Stated task » Copy out each line that includes the word "συστήματος".
* * *
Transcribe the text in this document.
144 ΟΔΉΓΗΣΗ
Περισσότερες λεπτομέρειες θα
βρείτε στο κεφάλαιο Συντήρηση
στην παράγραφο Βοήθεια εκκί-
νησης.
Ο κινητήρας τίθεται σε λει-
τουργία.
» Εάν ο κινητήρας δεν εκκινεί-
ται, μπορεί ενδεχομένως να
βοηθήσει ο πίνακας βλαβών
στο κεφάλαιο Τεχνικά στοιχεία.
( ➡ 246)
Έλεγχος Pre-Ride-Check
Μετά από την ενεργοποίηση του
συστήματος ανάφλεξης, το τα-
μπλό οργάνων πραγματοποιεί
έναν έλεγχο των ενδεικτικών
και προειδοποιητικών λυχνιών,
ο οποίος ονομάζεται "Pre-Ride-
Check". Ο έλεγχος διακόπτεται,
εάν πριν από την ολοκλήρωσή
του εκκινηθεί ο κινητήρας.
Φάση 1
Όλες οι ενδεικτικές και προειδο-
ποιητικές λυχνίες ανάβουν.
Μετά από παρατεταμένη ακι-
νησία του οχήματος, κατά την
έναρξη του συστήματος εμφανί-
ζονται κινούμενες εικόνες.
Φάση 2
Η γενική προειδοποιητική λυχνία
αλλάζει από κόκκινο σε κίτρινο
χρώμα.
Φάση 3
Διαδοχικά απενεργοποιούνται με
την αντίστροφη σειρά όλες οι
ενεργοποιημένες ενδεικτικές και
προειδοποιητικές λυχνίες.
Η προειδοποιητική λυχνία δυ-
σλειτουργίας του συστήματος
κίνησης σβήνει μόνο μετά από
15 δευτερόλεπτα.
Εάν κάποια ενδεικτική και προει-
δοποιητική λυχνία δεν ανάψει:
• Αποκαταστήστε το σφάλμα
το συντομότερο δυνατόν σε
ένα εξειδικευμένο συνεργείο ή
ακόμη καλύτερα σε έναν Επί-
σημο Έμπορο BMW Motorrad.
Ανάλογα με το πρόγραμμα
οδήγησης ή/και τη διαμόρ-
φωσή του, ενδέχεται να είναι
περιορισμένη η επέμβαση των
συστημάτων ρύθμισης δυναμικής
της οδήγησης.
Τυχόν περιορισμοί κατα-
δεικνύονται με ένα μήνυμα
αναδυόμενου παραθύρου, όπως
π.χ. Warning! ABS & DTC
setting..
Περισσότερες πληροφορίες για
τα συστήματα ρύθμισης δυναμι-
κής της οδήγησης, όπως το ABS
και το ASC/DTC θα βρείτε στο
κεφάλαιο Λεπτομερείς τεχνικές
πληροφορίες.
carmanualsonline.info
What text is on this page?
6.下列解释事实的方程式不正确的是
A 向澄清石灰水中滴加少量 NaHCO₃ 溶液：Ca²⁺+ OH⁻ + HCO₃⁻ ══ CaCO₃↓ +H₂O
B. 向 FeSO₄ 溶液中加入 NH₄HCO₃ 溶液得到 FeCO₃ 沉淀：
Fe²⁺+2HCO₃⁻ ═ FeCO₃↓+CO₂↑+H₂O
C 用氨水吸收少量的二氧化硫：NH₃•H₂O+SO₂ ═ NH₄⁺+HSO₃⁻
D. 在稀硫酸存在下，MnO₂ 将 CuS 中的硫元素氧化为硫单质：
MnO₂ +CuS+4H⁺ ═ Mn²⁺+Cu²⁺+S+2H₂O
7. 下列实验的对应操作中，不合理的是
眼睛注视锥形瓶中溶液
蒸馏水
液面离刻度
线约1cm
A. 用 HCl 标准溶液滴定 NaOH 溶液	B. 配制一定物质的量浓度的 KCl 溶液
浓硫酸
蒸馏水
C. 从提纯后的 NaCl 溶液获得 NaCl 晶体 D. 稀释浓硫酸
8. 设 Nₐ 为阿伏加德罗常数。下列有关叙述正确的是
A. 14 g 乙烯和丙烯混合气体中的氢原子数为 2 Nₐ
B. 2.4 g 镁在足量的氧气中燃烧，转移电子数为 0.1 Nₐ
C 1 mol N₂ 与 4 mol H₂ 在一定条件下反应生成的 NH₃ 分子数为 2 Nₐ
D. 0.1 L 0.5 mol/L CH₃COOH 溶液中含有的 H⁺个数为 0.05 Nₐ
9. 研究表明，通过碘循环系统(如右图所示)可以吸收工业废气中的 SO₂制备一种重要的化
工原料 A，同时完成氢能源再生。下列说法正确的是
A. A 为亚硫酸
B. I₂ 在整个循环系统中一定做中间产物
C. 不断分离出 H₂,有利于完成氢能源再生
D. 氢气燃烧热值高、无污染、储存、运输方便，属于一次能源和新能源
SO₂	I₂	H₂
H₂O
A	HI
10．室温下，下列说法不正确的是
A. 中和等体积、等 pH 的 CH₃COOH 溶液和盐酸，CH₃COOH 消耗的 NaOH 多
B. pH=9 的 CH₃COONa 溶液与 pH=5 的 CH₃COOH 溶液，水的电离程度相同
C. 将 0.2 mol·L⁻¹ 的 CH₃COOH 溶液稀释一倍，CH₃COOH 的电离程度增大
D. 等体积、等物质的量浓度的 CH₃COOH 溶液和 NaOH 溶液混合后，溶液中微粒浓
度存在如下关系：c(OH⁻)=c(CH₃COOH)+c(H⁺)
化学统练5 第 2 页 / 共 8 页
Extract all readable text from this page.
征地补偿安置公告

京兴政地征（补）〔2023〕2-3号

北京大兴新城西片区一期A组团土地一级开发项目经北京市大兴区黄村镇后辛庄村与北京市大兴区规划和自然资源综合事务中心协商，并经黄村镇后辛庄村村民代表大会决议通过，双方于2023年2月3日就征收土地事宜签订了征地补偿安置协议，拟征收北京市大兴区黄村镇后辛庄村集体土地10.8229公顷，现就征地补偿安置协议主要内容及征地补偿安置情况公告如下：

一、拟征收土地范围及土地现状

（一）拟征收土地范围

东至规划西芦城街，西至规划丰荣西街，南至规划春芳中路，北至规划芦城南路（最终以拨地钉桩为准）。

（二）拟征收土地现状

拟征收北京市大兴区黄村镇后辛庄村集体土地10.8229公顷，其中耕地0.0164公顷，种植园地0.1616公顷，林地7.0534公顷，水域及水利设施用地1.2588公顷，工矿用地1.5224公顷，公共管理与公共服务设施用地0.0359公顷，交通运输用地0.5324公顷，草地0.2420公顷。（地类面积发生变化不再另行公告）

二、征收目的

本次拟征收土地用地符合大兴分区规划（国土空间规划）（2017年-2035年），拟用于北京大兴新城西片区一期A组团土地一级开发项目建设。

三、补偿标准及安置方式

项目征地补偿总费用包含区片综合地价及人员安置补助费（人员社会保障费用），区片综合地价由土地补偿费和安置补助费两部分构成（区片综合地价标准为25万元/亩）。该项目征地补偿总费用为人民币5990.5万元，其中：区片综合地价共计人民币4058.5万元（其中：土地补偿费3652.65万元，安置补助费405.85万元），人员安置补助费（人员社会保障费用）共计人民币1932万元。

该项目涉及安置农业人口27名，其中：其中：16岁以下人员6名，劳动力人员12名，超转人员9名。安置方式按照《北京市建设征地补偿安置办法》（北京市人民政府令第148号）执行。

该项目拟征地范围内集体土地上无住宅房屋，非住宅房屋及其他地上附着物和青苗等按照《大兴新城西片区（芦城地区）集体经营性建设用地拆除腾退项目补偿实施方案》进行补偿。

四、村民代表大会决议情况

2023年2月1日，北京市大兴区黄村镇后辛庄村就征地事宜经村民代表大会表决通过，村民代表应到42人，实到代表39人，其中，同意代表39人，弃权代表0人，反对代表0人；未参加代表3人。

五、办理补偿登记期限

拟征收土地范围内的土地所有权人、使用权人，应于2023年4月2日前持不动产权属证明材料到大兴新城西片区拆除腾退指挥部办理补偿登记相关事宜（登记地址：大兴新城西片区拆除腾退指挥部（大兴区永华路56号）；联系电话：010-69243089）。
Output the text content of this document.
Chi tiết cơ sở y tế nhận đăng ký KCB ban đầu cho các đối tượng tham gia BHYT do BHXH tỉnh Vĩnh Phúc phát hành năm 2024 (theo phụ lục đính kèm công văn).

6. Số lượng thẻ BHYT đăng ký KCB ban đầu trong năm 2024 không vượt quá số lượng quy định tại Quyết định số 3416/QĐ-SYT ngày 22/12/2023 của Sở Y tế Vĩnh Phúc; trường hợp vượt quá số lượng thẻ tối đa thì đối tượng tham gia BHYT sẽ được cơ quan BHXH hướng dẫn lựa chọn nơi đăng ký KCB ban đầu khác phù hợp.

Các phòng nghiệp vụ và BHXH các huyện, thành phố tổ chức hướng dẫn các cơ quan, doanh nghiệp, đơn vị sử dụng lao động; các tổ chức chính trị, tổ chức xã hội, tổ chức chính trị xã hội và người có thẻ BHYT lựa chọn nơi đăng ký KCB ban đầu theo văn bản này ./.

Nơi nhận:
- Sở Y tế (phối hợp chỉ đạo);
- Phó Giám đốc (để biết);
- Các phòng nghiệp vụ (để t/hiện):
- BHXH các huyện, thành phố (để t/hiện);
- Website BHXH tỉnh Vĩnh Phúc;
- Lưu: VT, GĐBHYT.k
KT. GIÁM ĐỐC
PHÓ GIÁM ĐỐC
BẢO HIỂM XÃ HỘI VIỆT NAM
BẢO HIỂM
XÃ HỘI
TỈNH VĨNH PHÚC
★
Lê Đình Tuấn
* * *
Solution »
συστήματος ανάφλεξης, το τα-
έναρξη του συστήματος εμφανί-
σλειτουργίας του συστήματος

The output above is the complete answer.